> _Task instructions_
Repeat the material verbatim and drop the pictures.

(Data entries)
begin

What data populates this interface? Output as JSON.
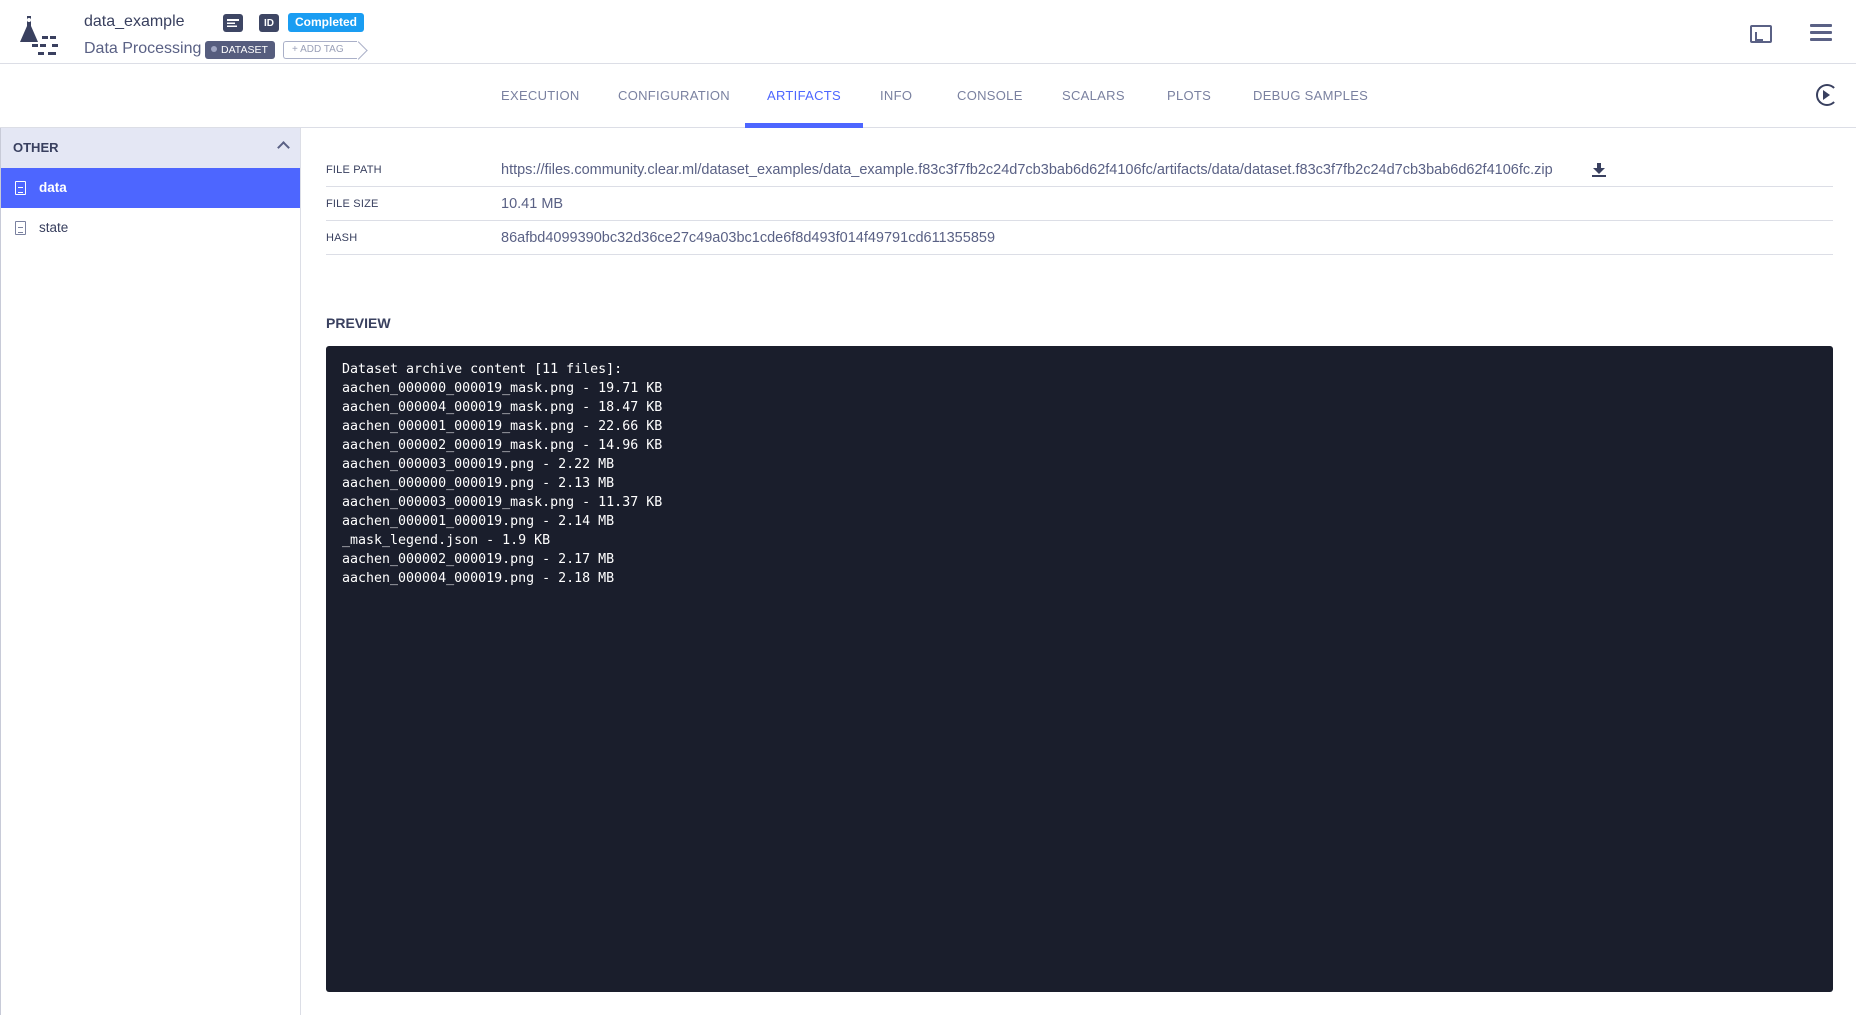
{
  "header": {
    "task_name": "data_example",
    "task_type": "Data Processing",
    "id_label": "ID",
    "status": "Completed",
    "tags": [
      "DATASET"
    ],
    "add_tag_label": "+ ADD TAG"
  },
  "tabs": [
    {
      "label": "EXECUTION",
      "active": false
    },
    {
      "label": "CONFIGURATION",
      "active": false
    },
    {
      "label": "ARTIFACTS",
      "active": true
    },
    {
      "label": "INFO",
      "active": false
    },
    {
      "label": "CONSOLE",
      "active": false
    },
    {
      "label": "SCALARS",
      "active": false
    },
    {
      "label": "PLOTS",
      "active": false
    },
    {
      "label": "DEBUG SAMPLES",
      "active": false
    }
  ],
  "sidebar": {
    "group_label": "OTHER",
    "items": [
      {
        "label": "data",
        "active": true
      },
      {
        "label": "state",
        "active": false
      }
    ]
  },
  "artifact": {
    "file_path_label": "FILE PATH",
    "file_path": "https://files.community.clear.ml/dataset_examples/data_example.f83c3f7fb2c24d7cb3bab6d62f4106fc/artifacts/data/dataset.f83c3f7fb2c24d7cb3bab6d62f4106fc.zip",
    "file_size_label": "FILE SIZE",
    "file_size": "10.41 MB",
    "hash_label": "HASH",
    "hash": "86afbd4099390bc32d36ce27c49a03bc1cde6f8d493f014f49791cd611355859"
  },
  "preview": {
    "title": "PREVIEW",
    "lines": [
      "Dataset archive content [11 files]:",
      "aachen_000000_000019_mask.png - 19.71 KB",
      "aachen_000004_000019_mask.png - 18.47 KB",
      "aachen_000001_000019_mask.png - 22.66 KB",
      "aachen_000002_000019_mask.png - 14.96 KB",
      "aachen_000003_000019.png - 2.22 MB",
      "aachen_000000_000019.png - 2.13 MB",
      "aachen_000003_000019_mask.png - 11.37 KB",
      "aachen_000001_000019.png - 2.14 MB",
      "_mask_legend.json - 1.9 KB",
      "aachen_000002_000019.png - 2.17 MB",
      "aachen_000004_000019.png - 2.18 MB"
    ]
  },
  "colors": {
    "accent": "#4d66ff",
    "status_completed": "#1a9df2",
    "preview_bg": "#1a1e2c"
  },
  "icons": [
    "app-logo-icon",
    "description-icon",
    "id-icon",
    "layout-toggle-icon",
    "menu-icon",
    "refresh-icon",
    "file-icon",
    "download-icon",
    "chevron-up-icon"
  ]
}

end

> _Written solution_
What data populates this interface? Output as JSON.
{
  "header": {
    "task_name": "data_example",
    "task_type": "Data Processing",
    "id_label": "ID",
    "status": "Completed",
    "tags": [
      "DATASET"
    ],
    "add_tag_label": "+ ADD TAG"
  },
  "tabs": [
    {
      "label": "EXECUTION",
      "active": false
    },
    {
      "label": "CONFIGURATION",
      "active": false
    },
    {
      "label": "ARTIFACTS",
      "active": true
    },
    {
      "label": "INFO",
      "active": false
    },
    {
      "label": "CONSOLE",
      "active": false
    },
    {
      "label": "SCALARS",
      "active": false
    },
    {
      "label": "PLOTS",
      "active": false
    },
    {
      "label": "DEBUG SAMPLES",
      "active": false
    }
  ],
  "sidebar": {
    "group_label": "OTHER",
    "items": [
      {
        "label": "data",
        "active": true
      },
      {
        "label": "state",
        "active": false
      }
    ]
  },
  "artifact": {
    "file_path_label": "FILE PATH",
    "file_path": "https://files.community.clear.ml/dataset_examples/data_example.f83c3f7fb2c24d7cb3bab6d62f4106fc/artifacts/data/dataset.f83c3f7fb2c24d7cb3bab6d62f4106fc.zip",
    "file_size_label": "FILE SIZE",
    "file_size": "10.41 MB",
    "hash_label": "HASH",
    "hash": "86afbd4099390bc32d36ce27c49a03bc1cde6f8d493f014f49791cd611355859"
  },
  "preview": {
    "title": "PREVIEW",
    "lines": [
      "Dataset archive content [11 files]:",
      "aachen_000000_000019_mask.png - 19.71 KB",
      "aachen_000004_000019_mask.png - 18.47 KB",
      "aachen_000001_000019_mask.png - 22.66 KB",
      "aachen_000002_000019_mask.png - 14.96 KB",
      "aachen_000003_000019.png - 2.22 MB",
      "aachen_000000_000019.png - 2.13 MB",
      "aachen_000003_000019_mask.png - 11.37 KB",
      "aachen_000001_000019.png - 2.14 MB",
      "_mask_legend.json - 1.9 KB",
      "aachen_000002_000019.png - 2.17 MB",
      "aachen_000004_000019.png - 2.18 MB"
    ]
  },
  "colors": {
    "accent": "#4d66ff",
    "status_completed": "#1a9df2",
    "preview_bg": "#1a1e2c"
  },
  "icons": [
    "app-logo-icon",
    "description-icon",
    "id-icon",
    "layout-toggle-icon",
    "menu-icon",
    "refresh-icon",
    "file-icon",
    "download-icon",
    "chevron-up-icon"
  ]
}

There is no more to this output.